- **Records**:
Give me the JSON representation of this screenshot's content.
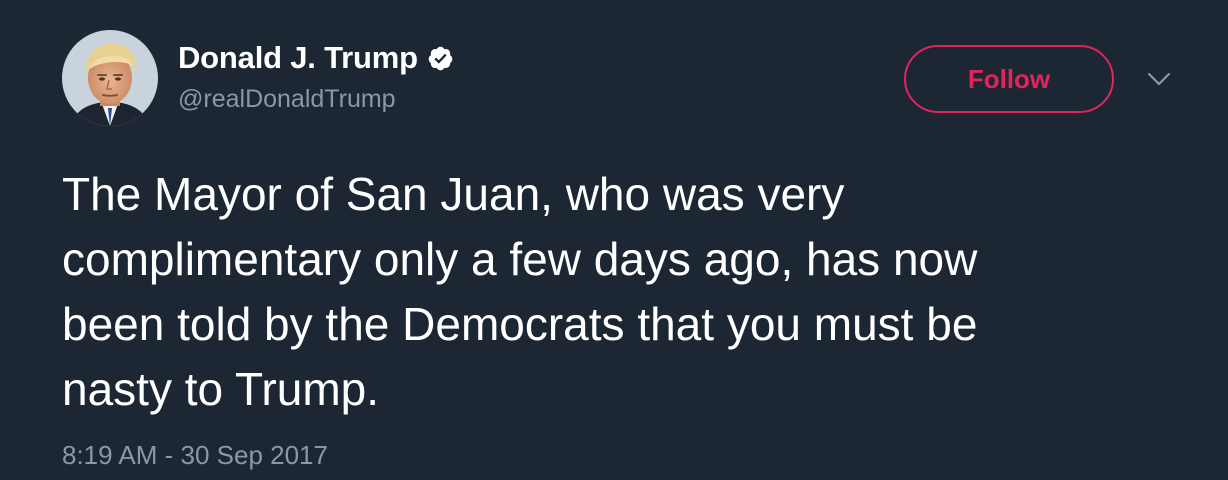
{
  "tweet": {
    "author": {
      "display_name": "Donald J. Trump",
      "handle": "@realDonaldTrump",
      "verified": true
    },
    "follow_label": "Follow",
    "text": "The Mayor of San Juan, who was very\ncomplimentary only a few days ago, has now\nbeen told by the Democrats that you must be\nnasty to Trump.",
    "timestamp": "8:19 AM - 30 Sep 2017"
  },
  "icons": {
    "verified": "verified-badge-icon",
    "menu": "chevron-down-icon",
    "avatar": "profile-photo"
  },
  "colors": {
    "background": "#1c2733",
    "text_primary": "#ffffff",
    "text_secondary": "#8899a6",
    "follow_accent": "#e0245e"
  }
}
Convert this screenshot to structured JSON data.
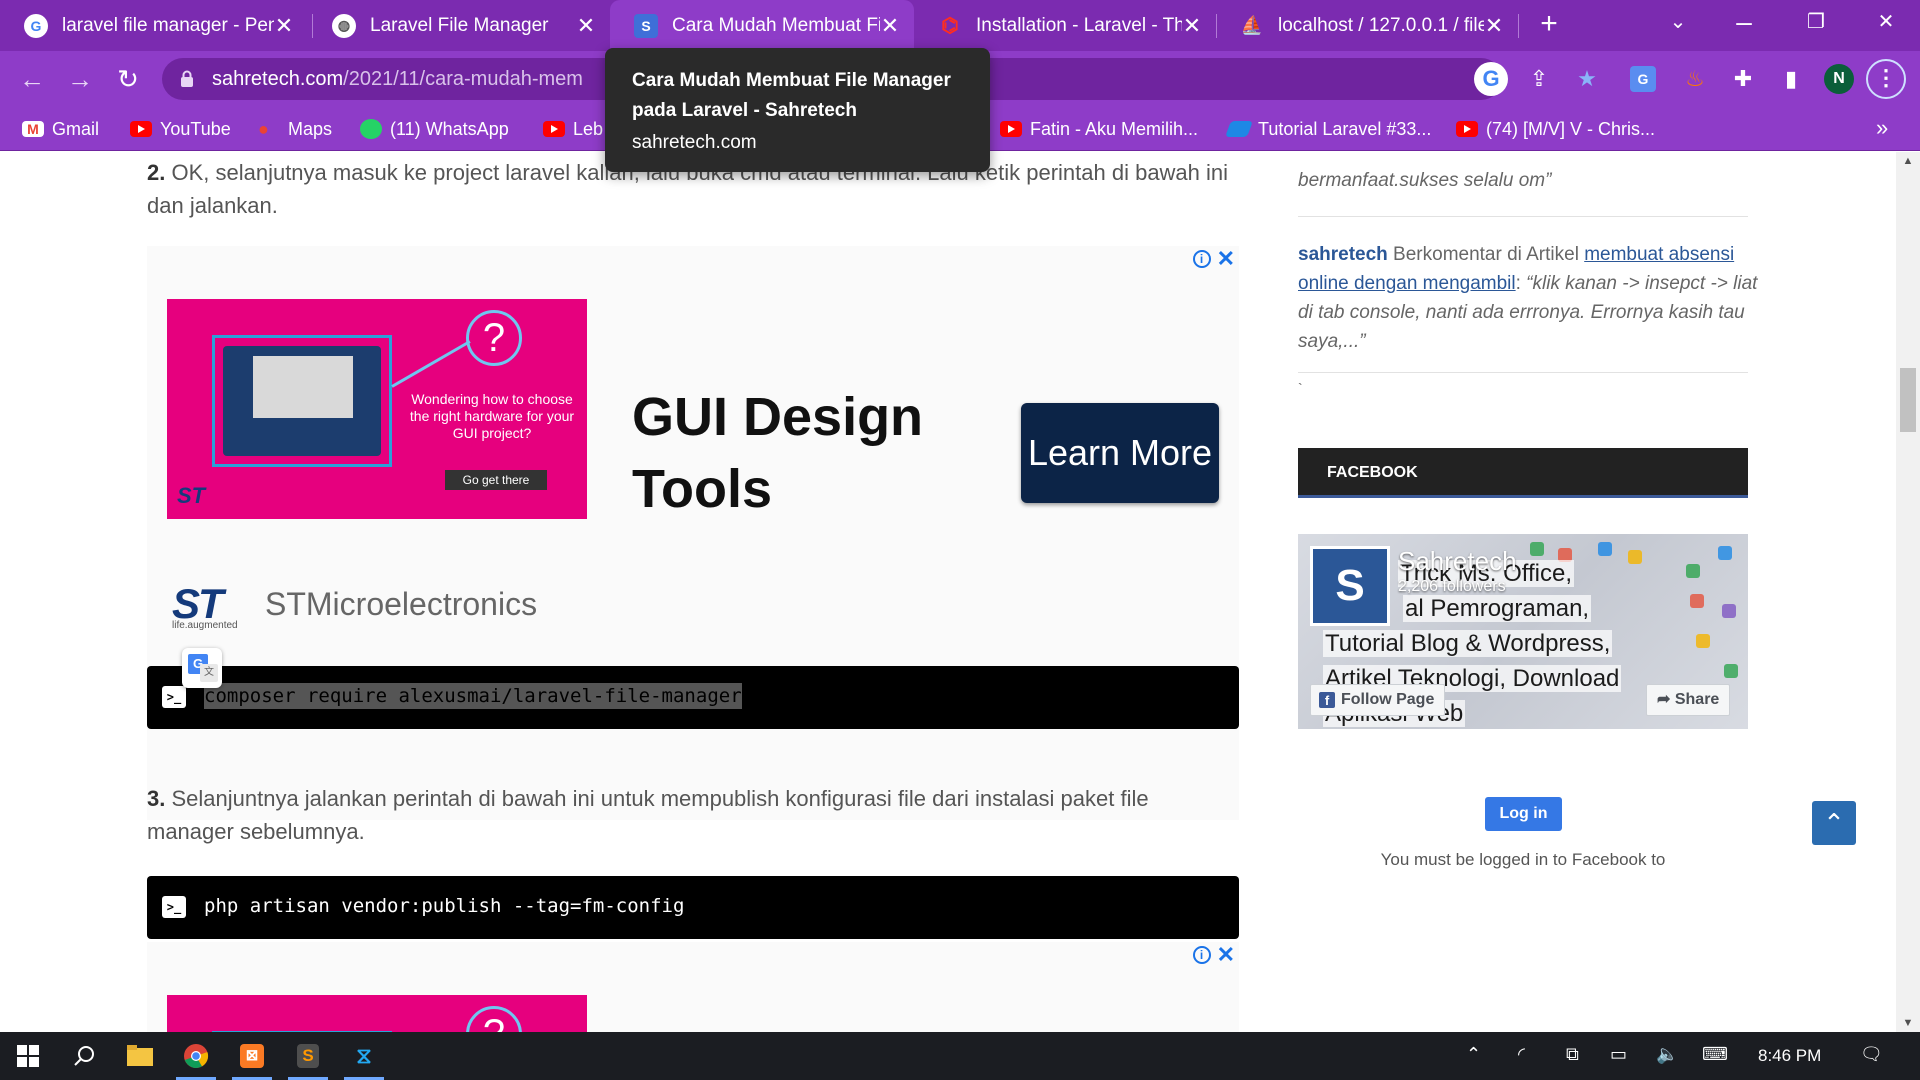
{
  "tabs": [
    {
      "title": "laravel file manager - Pen",
      "icon": "google-icon",
      "active": false
    },
    {
      "title": "Laravel File Manager",
      "icon": "globe-icon",
      "active": false
    },
    {
      "title": "Cara Mudah Membuat Fil",
      "icon": "sahretech-icon",
      "active": true
    },
    {
      "title": "Installation - Laravel - The",
      "icon": "laravel-icon",
      "active": false
    },
    {
      "title": "localhost / 127.0.0.1 / file",
      "icon": "phpmyadmin-icon",
      "active": false
    }
  ],
  "tooltip": {
    "title": "Cara Mudah Membuat File Manager pada Laravel - Sahretech",
    "host": "sahretech.com"
  },
  "address": {
    "host": "sahretech.com",
    "path": "/2021/11/cara-mudah-mem"
  },
  "profile_initial": "N",
  "bookmarks": [
    {
      "label": "Gmail",
      "icon": "gmail-icon"
    },
    {
      "label": "YouTube",
      "icon": "youtube-icon"
    },
    {
      "label": "Maps",
      "icon": "maps-icon"
    },
    {
      "label": "(11) WhatsApp",
      "icon": "whatsapp-icon"
    },
    {
      "label": "Leb",
      "icon": "youtube-icon"
    },
    {
      "label": "Fatin - Aku Memilih...",
      "icon": "youtube-icon"
    },
    {
      "label": "Tutorial Laravel #33...",
      "icon": "wordpress-icon"
    },
    {
      "label": "(74) [M/V] V - Chris...",
      "icon": "youtube-icon"
    }
  ],
  "article": {
    "step2_num": "2.",
    "step2_text": " OK, selanjutnya masuk ke project laravel kalian, lalu buka cmd atau terminal. Lalu ketik perintah di bawah ini dan jalankan.",
    "cmd1": "composer require alexusmai/laravel-file-manager",
    "step3_num": "3.",
    "step3_text": " Selanjuntnya jalankan perintah di bawah ini untuk mempublish konfigurasi file dari instalasi paket file manager sebelumnya.",
    "cmd2": "php artisan vendor:publish --tag=fm-config"
  },
  "ad": {
    "bubble": "?",
    "blurb": "Wondering how to choose the right hardware for your GUI project?",
    "go": "Go get there",
    "headline": "GUI Design Tools",
    "cta": "Learn More",
    "logo": "ST",
    "tagline": "life.augmented",
    "brand": "STMicroelectronics"
  },
  "sidebar": {
    "quote1": "bermanfaat.sukses selalu om”",
    "comment": {
      "author": "sahretech",
      "middle": " Berkomentar di Artikel ",
      "link": "membuat absensi online dengan mengambil",
      "colon": ": ",
      "quote": "“klik kanan -> insepct -> liat di tab console, nanti ada errronya. Errornya kasih tau saya,...”"
    },
    "backtick": "`",
    "facebook_heading": "FACEBOOK",
    "fb": {
      "avatar": "S",
      "name": "Sahretech",
      "followers": "2,206 followers",
      "cover_lines": [
        "Trick Ms. Office,",
        "al Pemrograman,",
        "Tutorial Blog & Wordpress,",
        "Artikel Teknologi, Download",
        "Aplikasi Web"
      ],
      "follow": "Follow Page",
      "share": "Share",
      "login": "Log in",
      "note": "You must be logged in to Facebook to"
    }
  },
  "taskbar": {
    "time": "8:46 PM"
  }
}
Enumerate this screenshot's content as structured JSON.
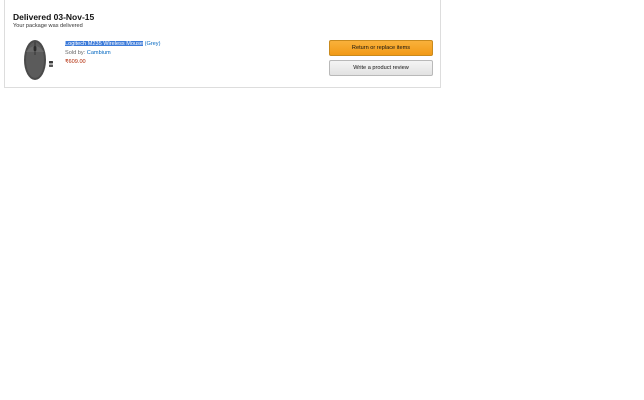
{
  "order": {
    "delivery_title": "Delivered 03-Nov-15",
    "delivery_subtitle": "Your package was delivered",
    "item": {
      "name": "Logitech M235 Wireless Mouse",
      "variant": "(Grey)",
      "sold_by_label": "Sold by:",
      "seller": "Cambium",
      "price": "₹609.00"
    },
    "actions": {
      "return_label": "Return or replace items",
      "review_label": "Write a product review"
    }
  },
  "colors": {
    "accent_button": "#f29a16",
    "link": "#0066c0",
    "price": "#b12704",
    "selection": "#3d7bd9"
  },
  "icons": {
    "product_image": "wireless-mouse-image"
  }
}
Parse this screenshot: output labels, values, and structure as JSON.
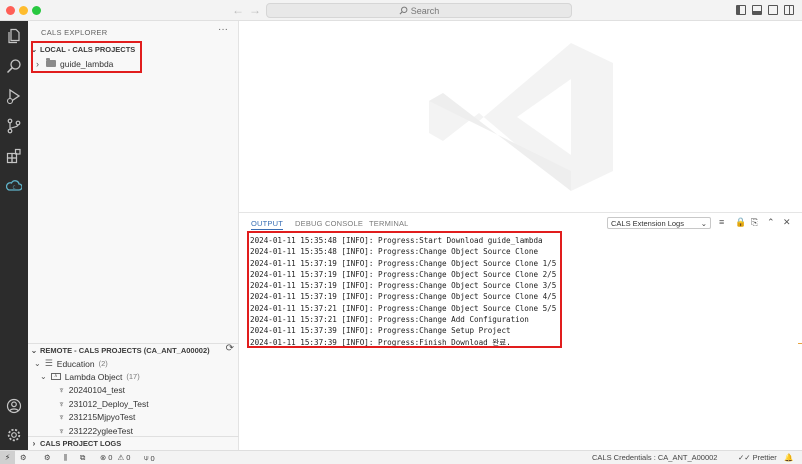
{
  "titlebar": {
    "search_placeholder": "Search",
    "back_icon": "arrow-left-icon",
    "forward_icon": "arrow-right-icon"
  },
  "activity_bar": {
    "items": [
      "explorer-icon",
      "search-icon",
      "run-debug-icon",
      "source-control-icon",
      "extensions-icon",
      "cals-icon"
    ],
    "bottom": [
      "account-icon",
      "gear-icon"
    ]
  },
  "sidebar": {
    "title": "CALS EXPLORER",
    "more": "···",
    "local": {
      "header": "LOCAL - CALS PROJECTS",
      "items": [
        {
          "label": "guide_lambda"
        }
      ]
    },
    "remote": {
      "header": "REMOTE - CALS PROJECTS (CA_ANT_A00002)",
      "education": {
        "label": "Education",
        "count": "(2)"
      },
      "lambda": {
        "label": "Lambda Object",
        "count": "(17)"
      },
      "items": [
        "20240104_test",
        "231012_Deploy_Test",
        "231215MjpyoTest",
        "231222ygleeTest"
      ]
    },
    "logs_header": "CALS PROJECT LOGS"
  },
  "panel": {
    "tabs": [
      "OUTPUT",
      "DEBUG CONSOLE",
      "TERMINAL"
    ],
    "active_tab": "OUTPUT",
    "channel": "CALS Extension Logs",
    "log_lines": [
      "2024-01-11 15:35:48 [INFO]: Progress:Start Download guide_lambda",
      "2024-01-11 15:35:48 [INFO]: Progress:Change Object Source Clone",
      "2024-01-11 15:37:19 [INFO]: Progress:Change Object Source Clone 1/5",
      "2024-01-11 15:37:19 [INFO]: Progress:Change Object Source Clone 2/5",
      "2024-01-11 15:37:19 [INFO]: Progress:Change Object Source Clone 3/5",
      "2024-01-11 15:37:19 [INFO]: Progress:Change Object Source Clone 4/5",
      "2024-01-11 15:37:21 [INFO]: Progress:Change Object Source Clone 5/5",
      "2024-01-11 15:37:21 [INFO]: Progress:Change Add Configuration",
      "2024-01-11 15:37:39 [INFO]: Progress:Change Setup Project",
      "2024-01-11 15:37:39 [INFO]: Progress:Finish Download 완료."
    ]
  },
  "statusbar": {
    "errors": "0",
    "warnings": "0",
    "ports": "0",
    "credentials": "CALS Credentials : CA_ANT_A00002",
    "prettier": "Prettier"
  },
  "colors": {
    "highlight": "#e11d1d",
    "active_tab": "#3a6fb5",
    "activity_bar": "#2c2c2c"
  }
}
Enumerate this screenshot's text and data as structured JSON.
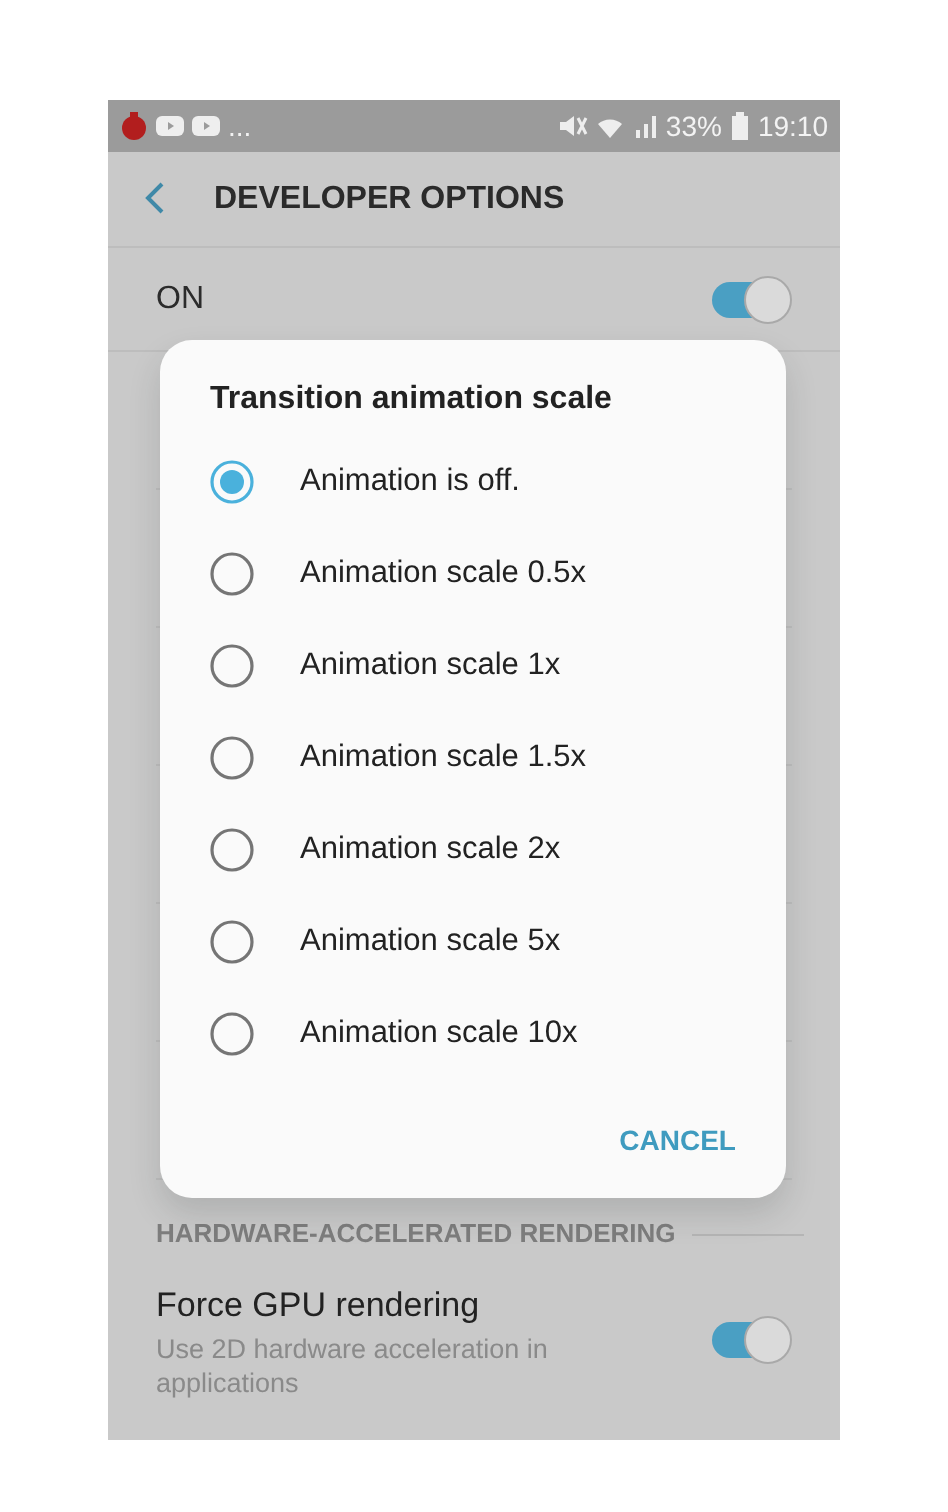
{
  "status_bar": {
    "notifications": "...",
    "battery": "33%",
    "time": "19:10"
  },
  "header": {
    "title": "DEVELOPER OPTIONS"
  },
  "master_switch": {
    "label": "ON",
    "on": true
  },
  "dialog": {
    "title": "Transition animation scale",
    "options": [
      {
        "label": "Animation is off.",
        "selected": true
      },
      {
        "label": "Animation scale 0.5x",
        "selected": false
      },
      {
        "label": "Animation scale 1x",
        "selected": false
      },
      {
        "label": "Animation scale 1.5x",
        "selected": false
      },
      {
        "label": "Animation scale 2x",
        "selected": false
      },
      {
        "label": "Animation scale 5x",
        "selected": false
      },
      {
        "label": "Animation scale 10x",
        "selected": false
      }
    ],
    "button": "CANCEL"
  },
  "section": {
    "title": "HARDWARE-ACCELERATED RENDERING"
  },
  "settings": [
    {
      "title": "Force GPU rendering",
      "summary": "Use 2D hardware acceleration in applications",
      "on": true
    }
  ]
}
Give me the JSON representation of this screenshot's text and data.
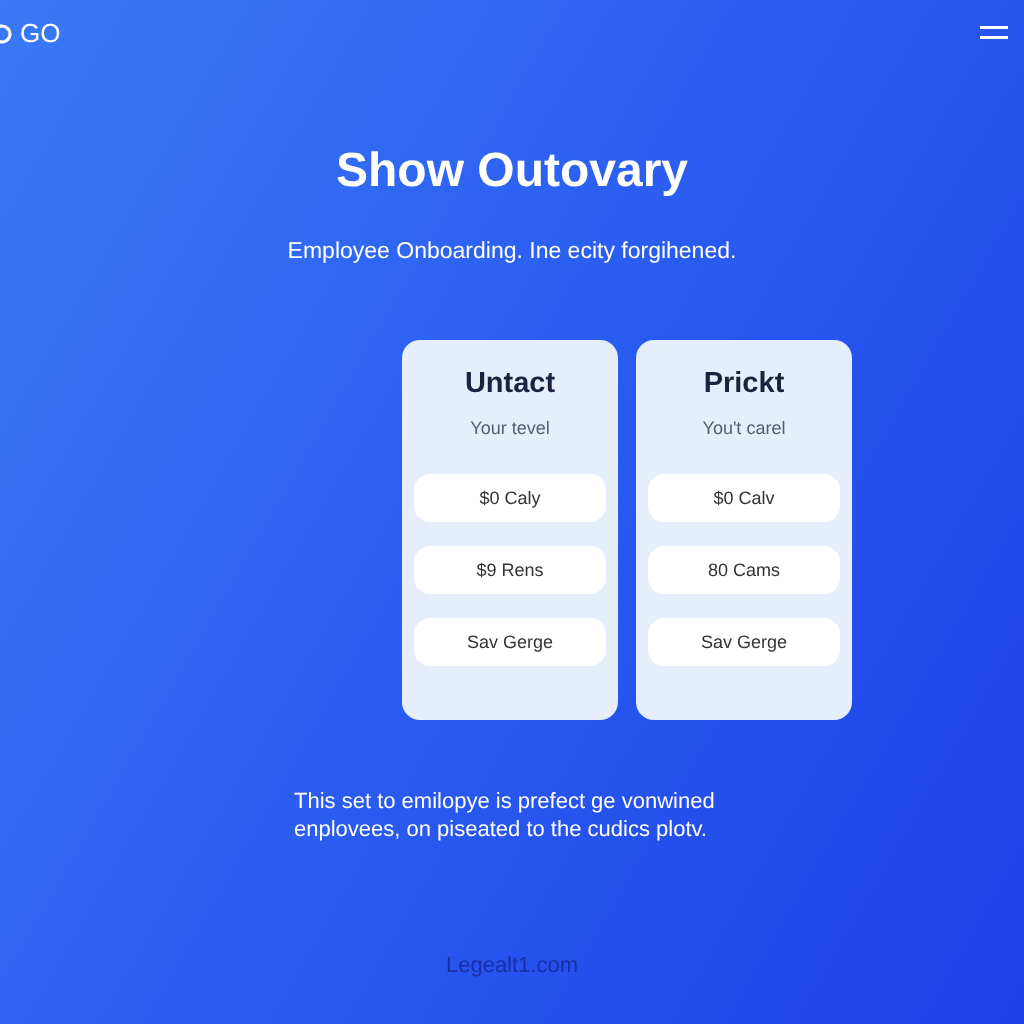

- **The task**:
Copy out every line of the listing that contains the string "bawah".

- **Answer to this exercise**:
    "step2_text": " OK, selanjutnya masuk ke project laravel kalian, lalu buka cmd atau terminal. Lalu ketik perintah di bawah ini dan jalankan.",
    "step3_text": " Selanjuntnya jalankan perintah di bawah ini untuk mempublish konfigurasi file dari instalasi paket file manager sebelumnya.",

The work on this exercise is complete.